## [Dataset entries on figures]
****************

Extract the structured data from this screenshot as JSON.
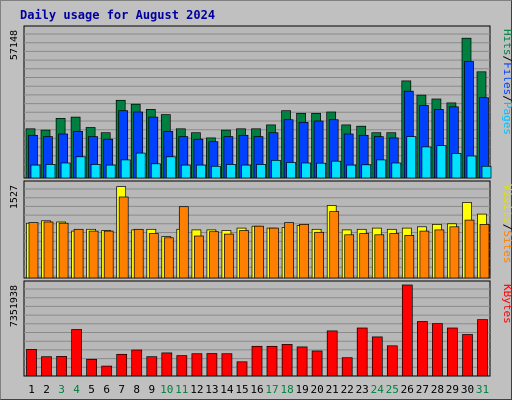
{
  "chart_data": {
    "type": "bar",
    "title": "Daily usage for August 2024",
    "days": [
      "1",
      "2",
      "3",
      "4",
      "5",
      "6",
      "7",
      "8",
      "9",
      "10",
      "11",
      "12",
      "13",
      "14",
      "15",
      "16",
      "17",
      "18",
      "19",
      "20",
      "21",
      "22",
      "23",
      "24",
      "25",
      "26",
      "27",
      "28",
      "29",
      "30",
      "31"
    ],
    "weekend_days": [
      3,
      4,
      10,
      11,
      17,
      18,
      24,
      25,
      31
    ],
    "colors": {
      "hits": "#008040",
      "files": "#0040ff",
      "pages": "#00e0ff",
      "visits": "#ffff00",
      "sites": "#ff8000",
      "kbytes": "#ff0000",
      "weekday_label": "#000000",
      "weekend_label": "#008040"
    },
    "panels": [
      {
        "key": "top",
        "ymax_label": "57148",
        "ymax": 57148,
        "right_labels": [
          {
            "text": "Pages",
            "color": "#00c0ff"
          },
          {
            "text": "/",
            "color": "#000000"
          },
          {
            "text": "Files",
            "color": "#0040ff"
          },
          {
            "text": "/",
            "color": "#000000"
          },
          {
            "text": "Hits",
            "color": "#008040"
          }
        ],
        "series": [
          {
            "name": "Hits",
            "color": "#008040",
            "values": [
              19000,
              18500,
              23000,
              23500,
              19500,
              17500,
              30000,
              28500,
              26500,
              24500,
              19000,
              17500,
              15500,
              18500,
              19000,
              19000,
              20500,
              26000,
              25000,
              25000,
              25500,
              20500,
              20000,
              17500,
              17500,
              37500,
              32000,
              30500,
              29000,
              54000,
              41000
            ]
          },
          {
            "name": "Files",
            "color": "#0040ff",
            "values": [
              16500,
              16000,
              17000,
              18000,
              16000,
              15000,
              26000,
              25500,
              23500,
              18000,
              16000,
              15000,
              14000,
              16000,
              16500,
              16000,
              17500,
              22500,
              21500,
              22000,
              22500,
              17000,
              16500,
              16000,
              15500,
              33500,
              28000,
              26500,
              27500,
              45000,
              31000
            ]
          },
          {
            "name": "Pages",
            "color": "#00e0ff",
            "values": [
              5000,
              5200,
              5800,
              8200,
              5200,
              5000,
              7000,
              9600,
              5500,
              8200,
              5000,
              5000,
              4500,
              5200,
              5000,
              5200,
              6800,
              6000,
              5800,
              5700,
              6500,
              5000,
              5100,
              7000,
              5800,
              16000,
              12000,
              12500,
              9500,
              8500,
              4500
            ]
          }
        ]
      },
      {
        "key": "middle",
        "ymax_label": "1527",
        "ymax": 1527,
        "right_labels": [
          {
            "text": "Sites",
            "color": "#ff8000"
          },
          {
            "text": "/",
            "color": "#000000"
          },
          {
            "text": "Visits",
            "color": "#e0e000"
          }
        ],
        "series": [
          {
            "name": "Visits",
            "color": "#ffff00",
            "values": [
              900,
              940,
              920,
              770,
              800,
              780,
              1500,
              790,
              800,
              680,
              800,
              790,
              790,
              780,
              820,
              850,
              820,
              830,
              860,
              800,
              1190,
              790,
              800,
              820,
              800,
              820,
              840,
              880,
              890,
              1240,
              1050
            ]
          },
          {
            "name": "Sites",
            "color": "#ff8000",
            "values": [
              910,
              920,
              900,
              800,
              770,
              770,
              1330,
              800,
              730,
              660,
              1170,
              690,
              760,
              720,
              780,
              850,
              820,
              910,
              880,
              750,
              1090,
              710,
              730,
              710,
              730,
              700,
              770,
              790,
              840,
              950,
              880
            ]
          }
        ]
      },
      {
        "key": "bottom",
        "ymax_label": "7351938",
        "ymax": 7351938,
        "right_labels": [
          {
            "text": "KBytes",
            "color": "#ff0000"
          }
        ],
        "series": [
          {
            "name": "KBytes",
            "color": "#ff0000",
            "values": [
              2150000,
              1560000,
              1580000,
              3760000,
              1350000,
              800000,
              1750000,
              2100000,
              1560000,
              1870000,
              1650000,
              1800000,
              1820000,
              1800000,
              1150000,
              2400000,
              2400000,
              2550000,
              2350000,
              2020000,
              3640000,
              1480000,
              3880000,
              3160000,
              2440000,
              7351938,
              4400000,
              4230000,
              3880000,
              3350000,
              4560000
            ]
          }
        ]
      }
    ]
  }
}
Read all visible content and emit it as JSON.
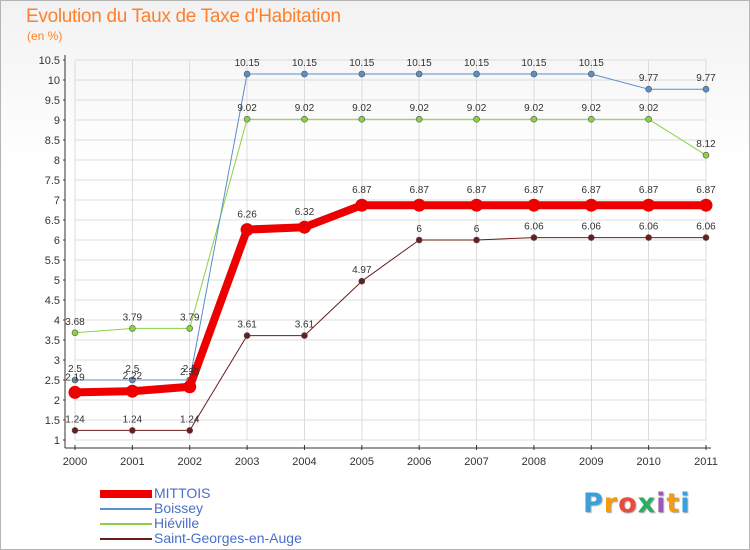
{
  "header": {
    "title": "Evolution du Taux de Taxe d'Habitation",
    "subtitle": "(en %)"
  },
  "chart_data": {
    "type": "line",
    "title": "Evolution du Taux de Taxe d'Habitation",
    "ylabel": "(en %)",
    "xlabel": "",
    "x": [
      "2000",
      "2001",
      "2002",
      "2003",
      "2004",
      "2005",
      "2006",
      "2007",
      "2008",
      "2009",
      "2010",
      "2011"
    ],
    "ylim": [
      1,
      10.5
    ],
    "yticks": [
      1,
      1.5,
      2,
      2.5,
      3,
      3.5,
      4,
      4.5,
      5,
      5.5,
      6,
      6.5,
      7,
      7.5,
      8,
      8.5,
      9,
      9.5,
      10,
      10.5
    ],
    "ytick_labels": [
      "1",
      "1.5",
      "2",
      "2.5",
      "3",
      "3.5",
      "4",
      "4.5",
      "5",
      "5.5",
      "6",
      "6.5",
      "7",
      "7.5",
      "8",
      "8.5",
      "9",
      "9.5",
      "10",
      "10.5"
    ],
    "grid": true,
    "legend_position": "bottom-left",
    "series": [
      {
        "name": "Saint-Georges-en-Auge",
        "color": "#6b1c1c",
        "width": 1,
        "values": [
          1.24,
          1.24,
          1.24,
          3.61,
          3.61,
          4.97,
          6,
          6,
          6.06,
          6.06,
          6.06,
          6.06
        ],
        "labels": [
          "1.24",
          "1.24",
          "1.24",
          "3.61",
          "3.61",
          "4.97",
          "6",
          "6",
          "6.06",
          "6.06",
          "6.06",
          "6.06"
        ]
      },
      {
        "name": "Hiéville",
        "color": "#8cd143",
        "width": 1,
        "values": [
          3.68,
          3.79,
          3.79,
          9.02,
          9.02,
          9.02,
          9.02,
          9.02,
          9.02,
          9.02,
          9.02,
          8.12
        ],
        "labels": [
          "3.68",
          "3.79",
          "3.79",
          "9.02",
          "9.02",
          "9.02",
          "9.02",
          "9.02",
          "9.02",
          "9.02",
          "9.02",
          "8.12"
        ]
      },
      {
        "name": "Boissey",
        "color": "#5b8fc7",
        "width": 1,
        "values": [
          2.5,
          2.5,
          2.5,
          10.15,
          10.15,
          10.15,
          10.15,
          10.15,
          10.15,
          10.15,
          9.77,
          9.77
        ],
        "labels": [
          "2.5",
          "2.5",
          "2.5",
          "10.15",
          "10.15",
          "10.15",
          "10.15",
          "10.15",
          "10.15",
          "10.15",
          "9.77",
          "9.77"
        ]
      },
      {
        "name": "MITTOIS",
        "color": "#ee0000",
        "width": 8,
        "values": [
          2.19,
          2.22,
          2.33,
          6.26,
          6.32,
          6.87,
          6.87,
          6.87,
          6.87,
          6.87,
          6.87,
          6.87
        ],
        "labels": [
          "2.19",
          "2.22",
          "2.33",
          "6.26",
          "6.32",
          "6.87",
          "6.87",
          "6.87",
          "6.87",
          "6.87",
          "6.87",
          "6.87"
        ]
      }
    ]
  },
  "legend": [
    {
      "label": "MITTOIS",
      "color": "#ee0000"
    },
    {
      "label": "Boissey",
      "color": "#5b8fc7"
    },
    {
      "label": "Hiéville",
      "color": "#8cd143"
    },
    {
      "label": "Saint-Georges-en-Auge",
      "color": "#6b1c1c"
    }
  ],
  "logo": {
    "text": "Proxiti"
  }
}
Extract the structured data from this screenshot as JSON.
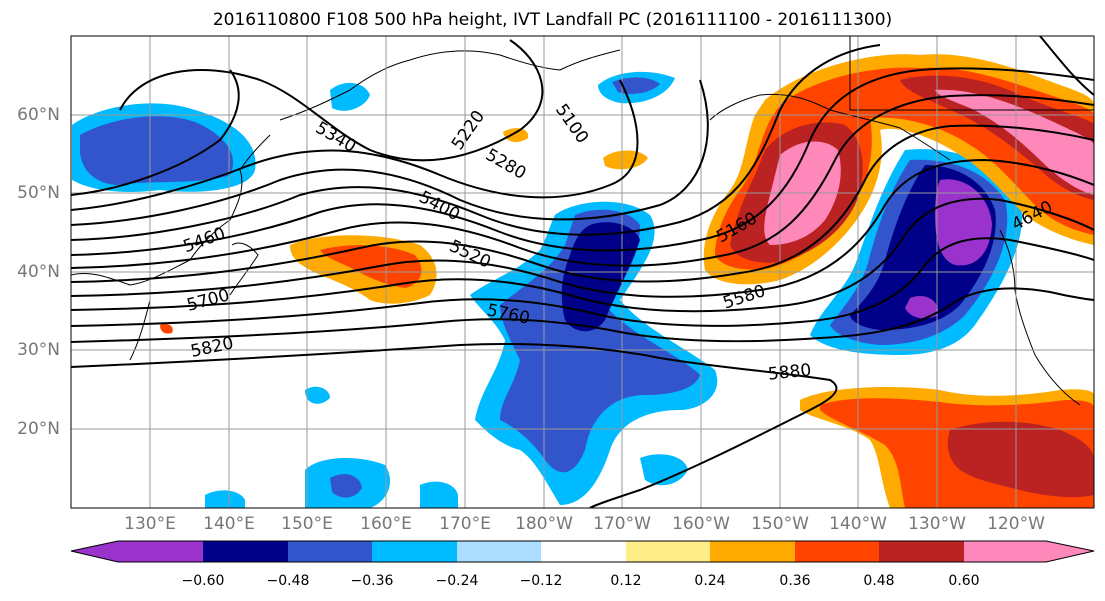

****************

## [Prompt]
From the entries above, copy out every line where the string "bottom" appears.

## [Task output]
        "key": "bottom",
    "legend_position": "bottom-left",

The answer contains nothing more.